▶ _Stated exercise_: Scan the lines below for the string "quantity" and copy every one that has it.

-- START Raw data --

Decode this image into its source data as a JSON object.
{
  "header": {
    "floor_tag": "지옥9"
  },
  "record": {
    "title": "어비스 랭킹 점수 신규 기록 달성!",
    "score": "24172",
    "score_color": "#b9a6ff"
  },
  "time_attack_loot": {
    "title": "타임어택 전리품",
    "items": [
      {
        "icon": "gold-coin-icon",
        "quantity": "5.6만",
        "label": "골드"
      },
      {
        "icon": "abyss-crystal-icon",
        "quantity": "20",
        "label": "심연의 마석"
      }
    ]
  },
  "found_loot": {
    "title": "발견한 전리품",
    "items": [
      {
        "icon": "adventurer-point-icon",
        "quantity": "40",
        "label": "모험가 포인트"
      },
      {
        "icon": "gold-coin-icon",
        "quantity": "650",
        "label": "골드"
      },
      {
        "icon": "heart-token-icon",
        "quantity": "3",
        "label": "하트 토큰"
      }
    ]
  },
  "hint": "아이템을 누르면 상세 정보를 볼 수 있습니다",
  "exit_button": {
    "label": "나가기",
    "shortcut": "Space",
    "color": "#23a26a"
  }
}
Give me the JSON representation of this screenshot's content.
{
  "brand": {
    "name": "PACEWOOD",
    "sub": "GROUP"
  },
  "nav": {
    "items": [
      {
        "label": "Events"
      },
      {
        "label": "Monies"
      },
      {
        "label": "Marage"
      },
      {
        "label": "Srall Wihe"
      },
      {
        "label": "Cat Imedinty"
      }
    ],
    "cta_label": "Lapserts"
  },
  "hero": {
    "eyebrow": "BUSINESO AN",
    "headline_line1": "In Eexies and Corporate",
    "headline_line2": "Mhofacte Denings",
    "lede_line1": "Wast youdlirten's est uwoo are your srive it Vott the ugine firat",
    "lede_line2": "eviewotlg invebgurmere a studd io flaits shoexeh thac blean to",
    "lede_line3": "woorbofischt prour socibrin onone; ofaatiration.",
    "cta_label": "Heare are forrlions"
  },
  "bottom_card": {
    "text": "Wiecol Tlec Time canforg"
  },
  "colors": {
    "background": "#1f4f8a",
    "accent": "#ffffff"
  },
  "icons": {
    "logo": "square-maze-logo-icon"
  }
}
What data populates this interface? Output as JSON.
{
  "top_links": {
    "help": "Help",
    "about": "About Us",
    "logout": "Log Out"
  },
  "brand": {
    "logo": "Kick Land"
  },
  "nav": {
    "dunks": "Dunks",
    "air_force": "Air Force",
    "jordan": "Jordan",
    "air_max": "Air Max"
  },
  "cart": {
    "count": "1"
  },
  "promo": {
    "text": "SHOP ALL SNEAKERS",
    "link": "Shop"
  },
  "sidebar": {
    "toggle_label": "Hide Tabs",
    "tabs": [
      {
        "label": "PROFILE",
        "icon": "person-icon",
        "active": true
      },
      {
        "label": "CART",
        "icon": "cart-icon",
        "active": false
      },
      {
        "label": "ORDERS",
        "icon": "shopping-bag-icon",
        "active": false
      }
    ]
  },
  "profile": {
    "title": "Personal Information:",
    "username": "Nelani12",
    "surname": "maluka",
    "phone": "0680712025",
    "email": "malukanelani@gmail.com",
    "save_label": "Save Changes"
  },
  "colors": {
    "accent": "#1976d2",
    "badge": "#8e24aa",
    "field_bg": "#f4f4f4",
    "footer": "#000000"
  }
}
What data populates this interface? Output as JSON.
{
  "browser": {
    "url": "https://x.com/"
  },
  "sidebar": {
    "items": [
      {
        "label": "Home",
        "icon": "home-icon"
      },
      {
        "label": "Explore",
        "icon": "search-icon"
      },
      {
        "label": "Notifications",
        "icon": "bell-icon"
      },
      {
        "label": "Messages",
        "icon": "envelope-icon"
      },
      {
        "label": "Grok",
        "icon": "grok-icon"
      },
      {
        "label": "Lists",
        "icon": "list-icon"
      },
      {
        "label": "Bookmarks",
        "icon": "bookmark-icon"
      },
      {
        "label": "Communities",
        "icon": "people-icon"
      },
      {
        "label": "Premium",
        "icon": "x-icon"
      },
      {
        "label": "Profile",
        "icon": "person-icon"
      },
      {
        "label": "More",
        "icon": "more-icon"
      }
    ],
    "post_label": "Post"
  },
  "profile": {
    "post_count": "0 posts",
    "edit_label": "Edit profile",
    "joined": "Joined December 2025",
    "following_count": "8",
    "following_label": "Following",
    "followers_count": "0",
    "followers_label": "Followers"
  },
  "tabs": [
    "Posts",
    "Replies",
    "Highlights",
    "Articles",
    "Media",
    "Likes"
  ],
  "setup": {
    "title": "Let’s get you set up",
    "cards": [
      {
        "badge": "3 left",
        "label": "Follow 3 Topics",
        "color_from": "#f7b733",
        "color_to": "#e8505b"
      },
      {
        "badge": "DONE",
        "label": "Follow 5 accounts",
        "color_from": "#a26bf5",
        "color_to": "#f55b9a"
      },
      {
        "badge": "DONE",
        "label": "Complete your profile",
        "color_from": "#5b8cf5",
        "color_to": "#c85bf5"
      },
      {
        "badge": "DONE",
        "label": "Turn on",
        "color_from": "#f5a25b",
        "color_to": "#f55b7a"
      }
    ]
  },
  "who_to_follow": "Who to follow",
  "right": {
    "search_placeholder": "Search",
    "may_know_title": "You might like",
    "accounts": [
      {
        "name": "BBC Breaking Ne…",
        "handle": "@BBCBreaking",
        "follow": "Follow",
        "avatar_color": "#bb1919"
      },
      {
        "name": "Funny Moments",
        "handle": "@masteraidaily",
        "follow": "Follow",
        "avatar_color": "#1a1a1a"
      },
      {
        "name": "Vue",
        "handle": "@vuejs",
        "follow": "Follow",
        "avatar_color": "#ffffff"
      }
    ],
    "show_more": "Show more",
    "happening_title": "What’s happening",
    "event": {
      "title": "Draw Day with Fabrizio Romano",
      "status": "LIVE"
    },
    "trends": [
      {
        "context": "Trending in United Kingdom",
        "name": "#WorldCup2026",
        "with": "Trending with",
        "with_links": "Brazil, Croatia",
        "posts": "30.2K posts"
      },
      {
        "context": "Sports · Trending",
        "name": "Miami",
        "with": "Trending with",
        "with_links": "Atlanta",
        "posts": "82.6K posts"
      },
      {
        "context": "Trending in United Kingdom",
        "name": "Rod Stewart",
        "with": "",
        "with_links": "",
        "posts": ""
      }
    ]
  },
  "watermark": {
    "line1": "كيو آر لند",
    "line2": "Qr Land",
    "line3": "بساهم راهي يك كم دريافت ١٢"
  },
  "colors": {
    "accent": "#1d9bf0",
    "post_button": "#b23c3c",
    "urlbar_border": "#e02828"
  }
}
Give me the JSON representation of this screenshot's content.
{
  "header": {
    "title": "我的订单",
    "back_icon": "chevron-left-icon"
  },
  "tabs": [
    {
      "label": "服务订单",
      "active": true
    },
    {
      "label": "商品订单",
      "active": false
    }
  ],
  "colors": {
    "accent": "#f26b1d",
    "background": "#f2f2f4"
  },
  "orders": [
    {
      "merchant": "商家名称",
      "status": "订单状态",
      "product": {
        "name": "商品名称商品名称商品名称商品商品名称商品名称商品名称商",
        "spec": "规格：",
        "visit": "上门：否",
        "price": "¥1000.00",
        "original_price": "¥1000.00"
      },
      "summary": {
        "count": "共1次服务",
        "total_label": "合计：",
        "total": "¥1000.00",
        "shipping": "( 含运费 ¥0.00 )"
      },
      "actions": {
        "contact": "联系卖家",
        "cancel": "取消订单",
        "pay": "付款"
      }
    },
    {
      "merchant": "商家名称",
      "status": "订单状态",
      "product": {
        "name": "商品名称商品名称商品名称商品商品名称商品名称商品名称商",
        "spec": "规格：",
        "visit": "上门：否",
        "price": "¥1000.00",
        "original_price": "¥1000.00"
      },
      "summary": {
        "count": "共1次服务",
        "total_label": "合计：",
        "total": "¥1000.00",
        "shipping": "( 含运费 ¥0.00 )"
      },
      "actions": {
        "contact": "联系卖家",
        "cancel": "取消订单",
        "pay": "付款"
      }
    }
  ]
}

-- END Raw data --

▶ _Solution for this problem_:
        "quantity": "5.6만",
        "quantity": "20",
        "quantity": "40",
        "quantity": "650",
        "quantity": "3",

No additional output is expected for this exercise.